>> Start
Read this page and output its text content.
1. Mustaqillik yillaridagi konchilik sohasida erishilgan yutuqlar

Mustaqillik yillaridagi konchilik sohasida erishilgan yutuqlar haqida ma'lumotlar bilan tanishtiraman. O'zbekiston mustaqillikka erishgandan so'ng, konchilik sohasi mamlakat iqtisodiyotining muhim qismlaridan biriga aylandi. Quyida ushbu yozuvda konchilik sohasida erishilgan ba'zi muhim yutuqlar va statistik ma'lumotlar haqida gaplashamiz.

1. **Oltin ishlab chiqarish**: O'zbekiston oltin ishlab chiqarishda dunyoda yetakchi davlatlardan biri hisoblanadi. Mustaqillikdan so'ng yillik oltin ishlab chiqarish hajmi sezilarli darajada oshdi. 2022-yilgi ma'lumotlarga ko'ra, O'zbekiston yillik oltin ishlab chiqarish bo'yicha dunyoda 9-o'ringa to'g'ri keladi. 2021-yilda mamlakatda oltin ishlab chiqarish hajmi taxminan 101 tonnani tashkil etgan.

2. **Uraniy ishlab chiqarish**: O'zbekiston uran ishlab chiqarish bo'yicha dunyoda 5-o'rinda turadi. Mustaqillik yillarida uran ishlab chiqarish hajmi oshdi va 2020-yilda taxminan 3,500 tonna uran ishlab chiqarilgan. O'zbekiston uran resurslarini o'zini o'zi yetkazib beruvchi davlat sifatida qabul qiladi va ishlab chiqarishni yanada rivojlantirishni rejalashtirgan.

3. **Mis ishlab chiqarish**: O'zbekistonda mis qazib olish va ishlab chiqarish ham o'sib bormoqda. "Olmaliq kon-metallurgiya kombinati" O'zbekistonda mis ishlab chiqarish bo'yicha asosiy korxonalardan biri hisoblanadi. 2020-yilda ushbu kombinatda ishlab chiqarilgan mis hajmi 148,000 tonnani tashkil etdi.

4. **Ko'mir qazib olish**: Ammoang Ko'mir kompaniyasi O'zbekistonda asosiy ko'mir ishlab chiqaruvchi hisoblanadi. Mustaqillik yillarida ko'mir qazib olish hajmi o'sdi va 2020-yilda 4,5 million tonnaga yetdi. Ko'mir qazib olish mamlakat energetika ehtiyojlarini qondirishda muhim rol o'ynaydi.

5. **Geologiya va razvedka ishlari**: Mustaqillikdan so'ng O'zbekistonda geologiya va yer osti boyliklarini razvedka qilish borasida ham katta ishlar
>> End
* [YOUR GOAL] Show the lines of the material that contain the word "yillaridagi".

* [TASK SOLUTION]
1. Mustaqillik yillaridagi konchilik sohasida erishilgan yutuqlar
Mustaqillik yillaridagi konchilik sohasida erishilgan yutuqlar haqida ma'lumotlar bilan tanishtiraman. O'zbekiston mustaqillikka erishgandan so'ng, konchilik sohasi mamlakat iqtisodiyotining muhim qismlaridan biriga aylandi. Quyida ushbu yozuvda konchilik sohasida erishilgan ba'zi muhim yutuqlar va statistik ma'lumotlar haqida gaplashamiz.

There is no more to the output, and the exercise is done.